Dataset items:
· · · ·

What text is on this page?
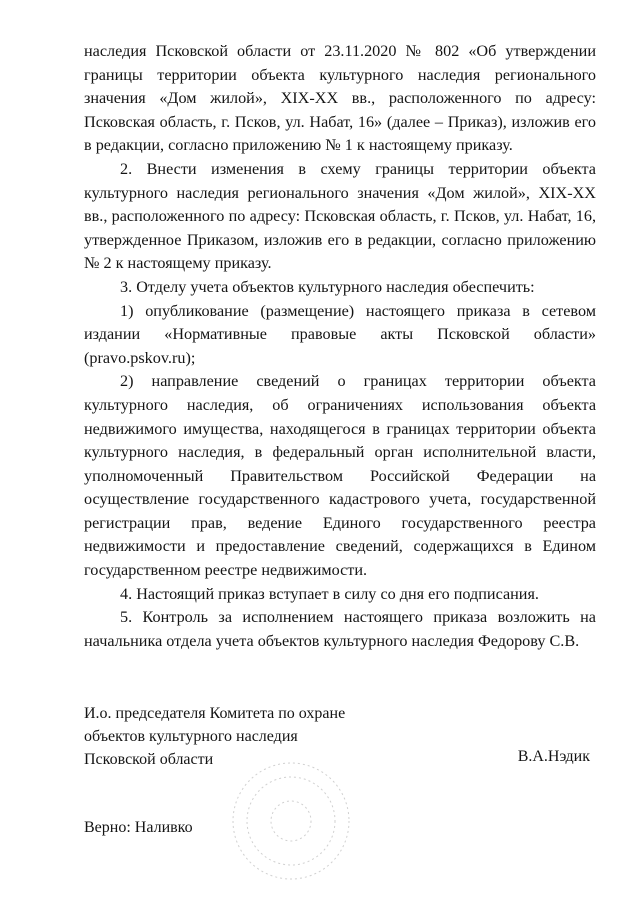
наследия Псковской области от 23.11.2020 № 802 «Об утверждении границы территории объекта культурного наследия регионального значения «Дом жилой», XIX-XX вв., расположенного по адресу: Псковская область, г. Псков, ул. Набат, 16» (далее – Приказ), изложив его в редакции, согласно приложению № 1 к настоящему приказу.

2. Внести изменения в схему границы территории объекта культурного наследия регионального значения «Дом жилой», XIX-XX вв., расположенного по адресу: Псковская область, г. Псков, ул. Набат, 16, утвержденное Приказом, изложив его в редакции, согласно приложению № 2 к настоящему приказу.

3. Отделу учета объектов культурного наследия обеспечить:

1) опубликование (размещение) настоящего приказа в сетевом издании «Нормативные правовые акты Псковской области» (pravo.pskov.ru);

2) направление сведений о границах территории объекта культурного наследия, об ограничениях использования объекта недвижимого имущества, находящегося в границах территории объекта культурного наследия, в федеральный орган исполнительной власти, уполномоченный Правительством Российской Федерации на осуществление государственного кадастрового учета, государственной регистрации прав, ведение Единого государственного реестра недвижимости и предоставление сведений, содержащихся в Едином государственном реестре недвижимости.

4. Настоящий приказ вступает в силу со дня его подписания.

5. Контроль за исполнением настоящего приказа возложить на начальника отдела учета объектов культурного наследия Федорову С.В.

И.о. председателя Комитета по охране
объектов культурного наследия
Псковской области	В.А.Нэдик
Верно: Наливко
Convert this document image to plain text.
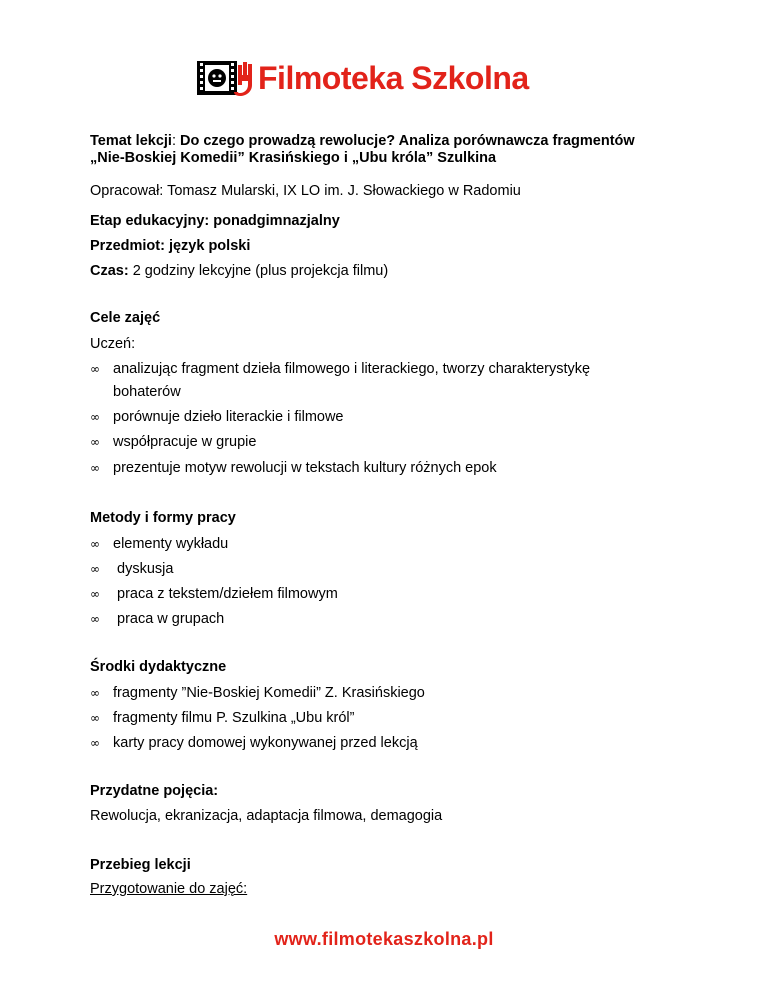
Filmoteka Szkolna
Temat lekcji: Do czego prowadzą rewolucje? Analiza porównawcza fragmentów
„Nie-Boskiej Komedii” Krasińskiego i „Ubu króla” Szulkina
Opracował: Tomasz Mularski, IX LO im. J. Słowackiego w Radomiu
Etap edukacyjny: ponadgimnazjalny
Przedmiot: język polski
Czas: 2 godziny lekcyjne (plus projekcja filmu)
Cele zajęć
Uczeń:
∞ analizując fragment dzieła filmowego i literackiego, tworzy charakterystykę
bohaterów
∞ porównuje dzieło literackie i filmowe
∞ współpracuje w grupie
∞ prezentuje motyw rewolucji w tekstach kultury różnych epok
Metody i formy pracy
∞ elementy wykładu
∞ dyskusja
∞ praca z tekstem/dziełem filmowym
∞ praca w grupach
Środki dydaktyczne
∞ fragmenty ”Nie-Boskiej Komedii” Z. Krasińskiego
∞ fragmenty filmu P. Szulkina „Ubu król”
∞ karty pracy domowej wykonywanej przed lekcją
Przydatne pojęcia:
Rewolucja, ekranizacja, adaptacja filmowa, demagogia
Przebieg lekcji
Przygotowanie do zajęć:
www.filmotekaszkolna.pl
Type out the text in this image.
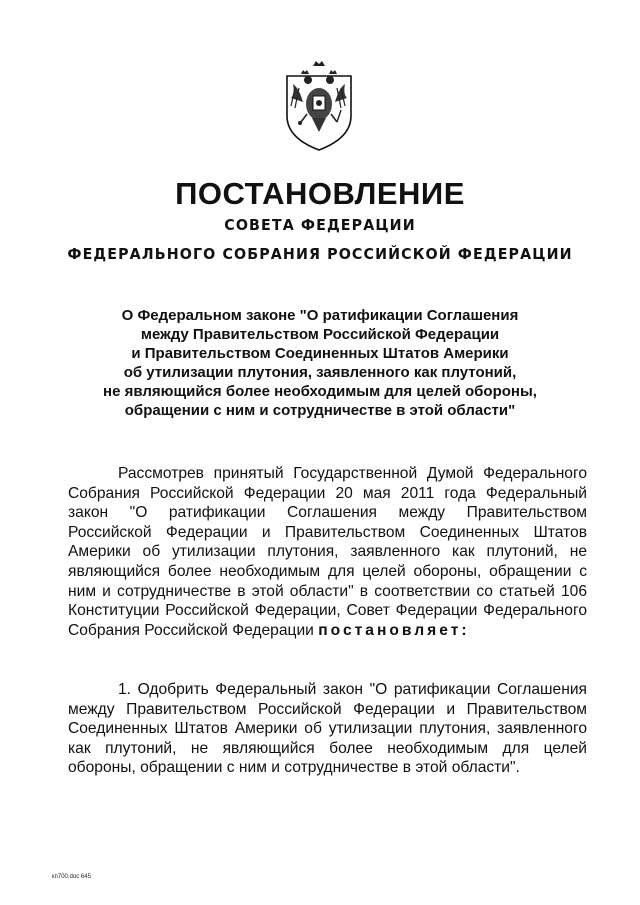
ПОСТАНОВЛЕНИЕ
СОВЕТА ФЕДЕРАЦИИ
ФЕДЕРАЛЬНОГО СОБРАНИЯ РОССИЙСКОЙ ФЕДЕРАЦИИ
О Федеральном законе "О ратификации Соглашения
между Правительством Российской Федерации
и Правительством Соединенных Штатов Америки
об утилизации плутония, заявленного как плутоний,
не являющийся более необходимым для целей обороны,
обращении с ним и сотрудничестве в этой области"

Рассмотрев принятый Государственной Думой Федерального Собрания Российской Федерации 20 мая 2011 года Федеральный закон "О ратификации Соглашения между Правительством Российской Федерации и Правительством Соединенных Штатов Америки об утилизации плутония, заявленного как плутоний, не являющийся более необходимым для целей обороны, обращении с ним и сотрудничестве в этой области" в соответствии со статьей 106 Конституции Российской Федерации, Совет Федерации Федерального Собрания Российской Федерации постановляет:

1. Одобрить Федеральный закон "О ратификации Соглашения между Правительством Российской Федерации и Правительством Соединенных Штатов Америки об утилизации плутония, заявленного как плутоний, не являющийся более необходимым для целей обороны, обращении с ним и сотрудничестве в этой области".

кп700.doc 645
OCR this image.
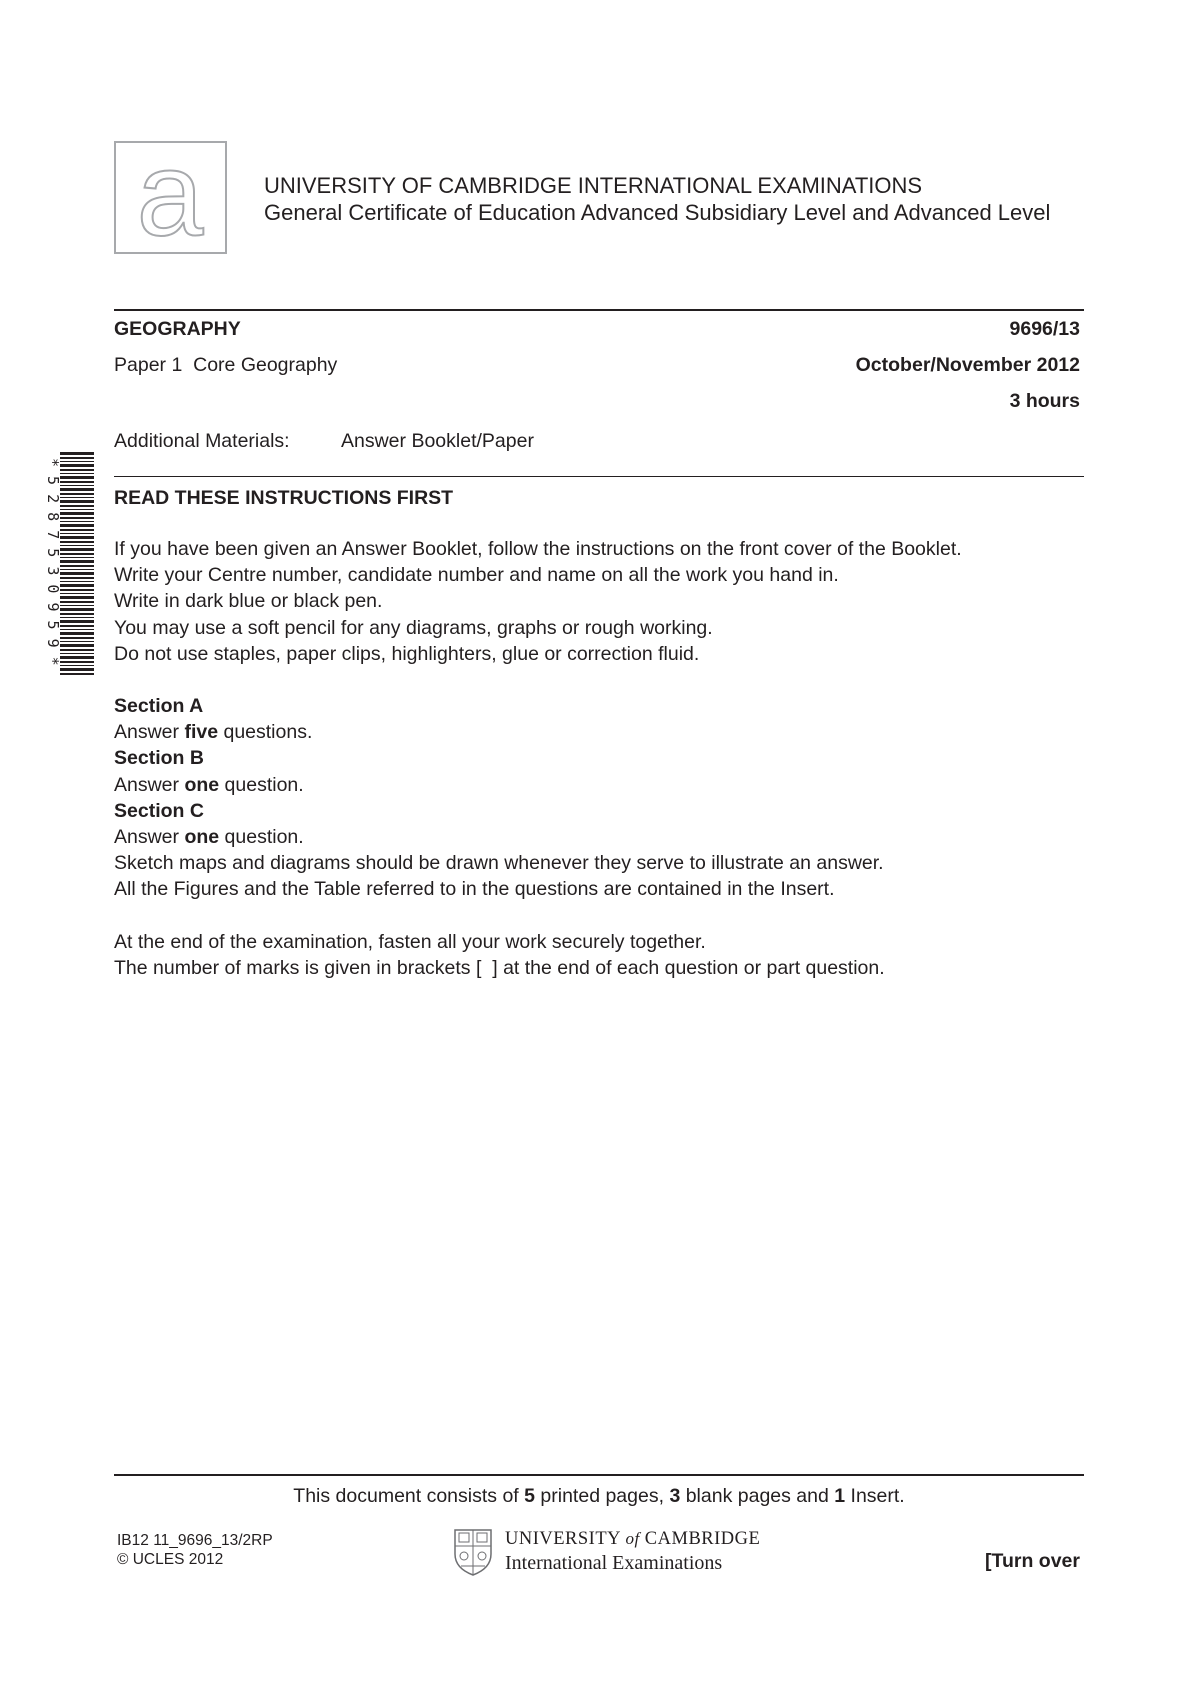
a	UNIVERSITY OF CAMBRIDGE INTERNATIONAL EXAMINATIONS
General Certificate of Education Advanced Subsidiary Level and Advanced Level
GEOGRAPHY	9696/13
Paper 1  Core Geography	October/November 2012
3 hours
Additional Materials:	Answer Booklet/Paper
* 5 2 8 7 5 3 0 9 5 9 *	READ THESE INSTRUCTIONS FIRST
If you have been given an Answer Booklet, follow the instructions on the front cover of the Booklet.
Write your Centre number, candidate number and name on all the work you hand in.
Write in dark blue or black pen.
You may use a soft pencil for any diagrams, graphs or rough working.
Do not use staples, paper clips, highlighters, glue or correction fluid.
Section A
Answer five questions.
Section B
Answer one question.
Section C
Answer one question.
Sketch maps and diagrams should be drawn whenever they serve to illustrate an answer.
All the Figures and the Table referred to in the questions are contained in the Insert.
At the end of the examination, fasten all your work securely together.
The number of marks is given in brackets [  ] at the end of each question or part question.
This document consists of 5 printed pages, 3 blank pages and 1 Insert.
IB12 11_9696_13/2RP
© UCLES 2012
UNIVERSITY of CAMBRIDGE
International Examinations	[Turn over
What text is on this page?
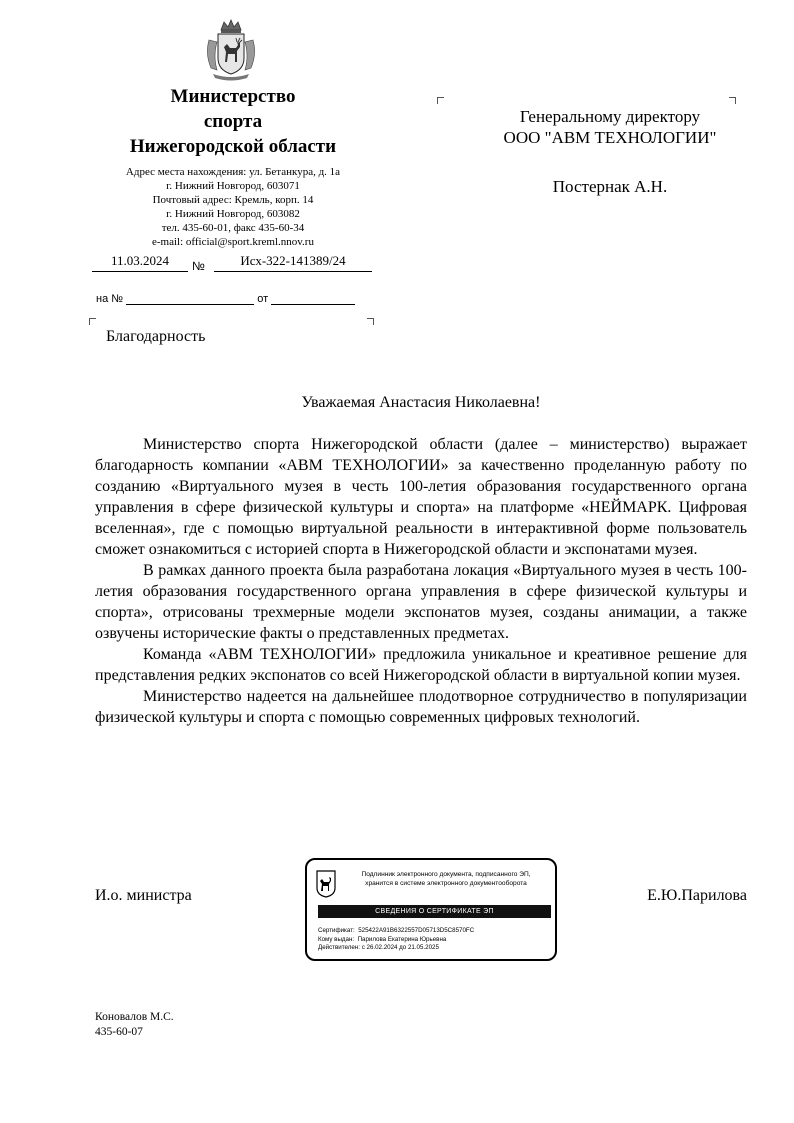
Министерство
спорта
Нижегородской области
Адрес места нахождения: ул. Бетанкура, д. 1а
г. Нижний Новгород, 603071
Почтовый адрес: Кремль, корп. 14
г. Нижний Новгород, 603082
тел. 435-60-01, факс 435-60-34
e-mail: official@sport.kreml.nnov.ru
11.03.2024	№	Исх-322-141389/24
на №	от
Генеральному директору
ООО "АВМ ТЕХНОЛОГИИ"
Постернак А.Н.
Благодарность
Уважаемая Анастасия Николаевна!

Министерство спорта Нижегородской области (далее – министерство) выражает благодарность компании «АВМ ТЕХНОЛОГИИ» за качественно проделанную работу по созданию «Виртуального музея в честь 100-летия образования государственного органа управления в сфере физической культуры и спорта» на платформе «НЕЙМАРК. Цифровая вселенная», где с помощью виртуальной реальности в интерактивной форме пользователь сможет ознакомиться с историей спорта в Нижегородской области и экспонатами музея.

В рамках данного проекта была разработана локация «Виртуального музея в честь 100-летия образования государственного органа управления в сфере физической культуры и спорта», отрисованы трехмерные модели экспонатов музея, созданы анимации, а также озвучены исторические факты о представленных предметах.

Команда «АВМ ТЕХНОЛОГИИ» предложила уникальное и креативное решение для представления редких экспонатов со всей Нижегородской области в виртуальной копии музея.

Министерство надеется на дальнейшее плодотворное сотрудничество в популяризации физической культуры и спорта с помощью современных цифровых технологий.

И.о. министра	Е.Ю.Парилова
Подлинник электронного документа, подписанного ЭП,
хранится в системе электронного документооборота
СВЕДЕНИЯ О СЕРТИФИКАТЕ ЭП
Сертификат: 525422A91B6322557D05713D5C8570FC
Кому выдан: Парилова Екатерина Юрьевна
Действителен: с 26.02.2024 до 21.05.2025
Коновалов М.С.
435-60-07
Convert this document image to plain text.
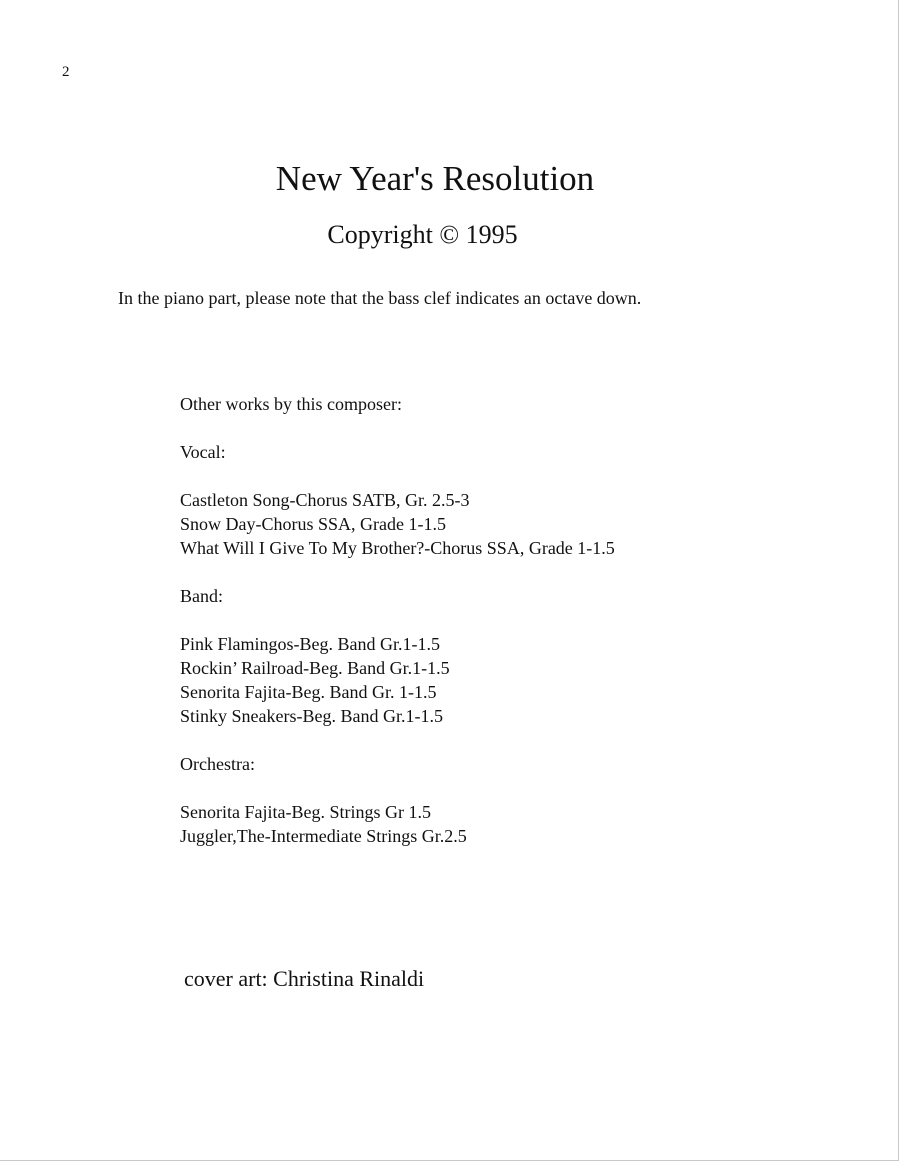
2
New Year's Resolution
Copyright © 1995
In the piano part, please note that the bass clef indicates an octave down.
Other works by this composer:
Vocal:
Castleton Song-Chorus SATB, Gr. 2.5-3
Snow Day-Chorus SSA, Grade 1-1.5
What Will I Give To My Brother?-Chorus SSA, Grade 1-1.5
Band:
Pink Flamingos-Beg. Band Gr.1-1.5
Rockin’ Railroad-Beg. Band Gr.1-1.5
Senorita Fajita-Beg. Band Gr. 1-1.5
Stinky Sneakers-Beg. Band Gr.1-1.5
Orchestra:
Senorita Fajita-Beg. Strings Gr 1.5
Juggler,The-Intermediate Strings Gr.2.5
cover art: Christina Rinaldi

· · · ·

== What the task requires ==
Report only how many lines of the listing hold the word "Senorita".

== Problem solution ==
2